Transcribe all the entries word for word, omitting any pictures they contain.

INPUT MATERIAL |
# # # # #

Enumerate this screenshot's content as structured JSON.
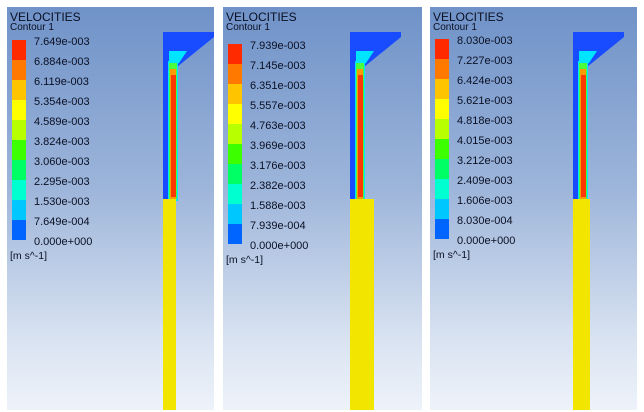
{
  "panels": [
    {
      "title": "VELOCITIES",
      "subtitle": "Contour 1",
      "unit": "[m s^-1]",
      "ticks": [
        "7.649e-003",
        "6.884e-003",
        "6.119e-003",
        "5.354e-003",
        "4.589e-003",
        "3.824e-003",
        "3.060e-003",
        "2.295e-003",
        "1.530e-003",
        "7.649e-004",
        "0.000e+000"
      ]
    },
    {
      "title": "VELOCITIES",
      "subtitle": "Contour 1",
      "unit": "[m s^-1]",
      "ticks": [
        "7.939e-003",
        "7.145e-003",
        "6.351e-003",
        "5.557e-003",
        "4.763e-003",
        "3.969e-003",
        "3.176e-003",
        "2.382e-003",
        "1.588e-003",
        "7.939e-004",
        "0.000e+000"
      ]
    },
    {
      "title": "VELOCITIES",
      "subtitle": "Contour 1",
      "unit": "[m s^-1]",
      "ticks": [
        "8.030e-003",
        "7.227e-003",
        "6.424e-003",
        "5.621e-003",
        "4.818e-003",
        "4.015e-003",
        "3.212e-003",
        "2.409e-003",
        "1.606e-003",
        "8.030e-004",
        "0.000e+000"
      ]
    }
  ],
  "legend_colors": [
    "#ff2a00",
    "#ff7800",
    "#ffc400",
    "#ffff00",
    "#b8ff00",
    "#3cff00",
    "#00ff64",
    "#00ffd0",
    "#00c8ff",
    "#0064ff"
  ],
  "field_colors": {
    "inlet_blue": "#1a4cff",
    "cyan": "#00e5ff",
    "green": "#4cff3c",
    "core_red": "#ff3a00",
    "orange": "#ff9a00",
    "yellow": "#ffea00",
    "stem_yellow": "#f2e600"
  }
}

# # # # #

EXERCISE ANSWER |
Enumerate this screenshot's content as structured JSON.
{
  "panels": [
    {
      "title": "VELOCITIES",
      "subtitle": "Contour 1",
      "unit": "[m s^-1]",
      "ticks": [
        "7.649e-003",
        "6.884e-003",
        "6.119e-003",
        "5.354e-003",
        "4.589e-003",
        "3.824e-003",
        "3.060e-003",
        "2.295e-003",
        "1.530e-003",
        "7.649e-004",
        "0.000e+000"
      ]
    },
    {
      "title": "VELOCITIES",
      "subtitle": "Contour 1",
      "unit": "[m s^-1]",
      "ticks": [
        "7.939e-003",
        "7.145e-003",
        "6.351e-003",
        "5.557e-003",
        "4.763e-003",
        "3.969e-003",
        "3.176e-003",
        "2.382e-003",
        "1.588e-003",
        "7.939e-004",
        "0.000e+000"
      ]
    },
    {
      "title": "VELOCITIES",
      "subtitle": "Contour 1",
      "unit": "[m s^-1]",
      "ticks": [
        "8.030e-003",
        "7.227e-003",
        "6.424e-003",
        "5.621e-003",
        "4.818e-003",
        "4.015e-003",
        "3.212e-003",
        "2.409e-003",
        "1.606e-003",
        "8.030e-004",
        "0.000e+000"
      ]
    }
  ],
  "legend_colors": [
    "#ff2a00",
    "#ff7800",
    "#ffc400",
    "#ffff00",
    "#b8ff00",
    "#3cff00",
    "#00ff64",
    "#00ffd0",
    "#00c8ff",
    "#0064ff"
  ],
  "field_colors": {
    "inlet_blue": "#1a4cff",
    "cyan": "#00e5ff",
    "green": "#4cff3c",
    "core_red": "#ff3a00",
    "orange": "#ff9a00",
    "yellow": "#ffea00",
    "stem_yellow": "#f2e600"
  }
}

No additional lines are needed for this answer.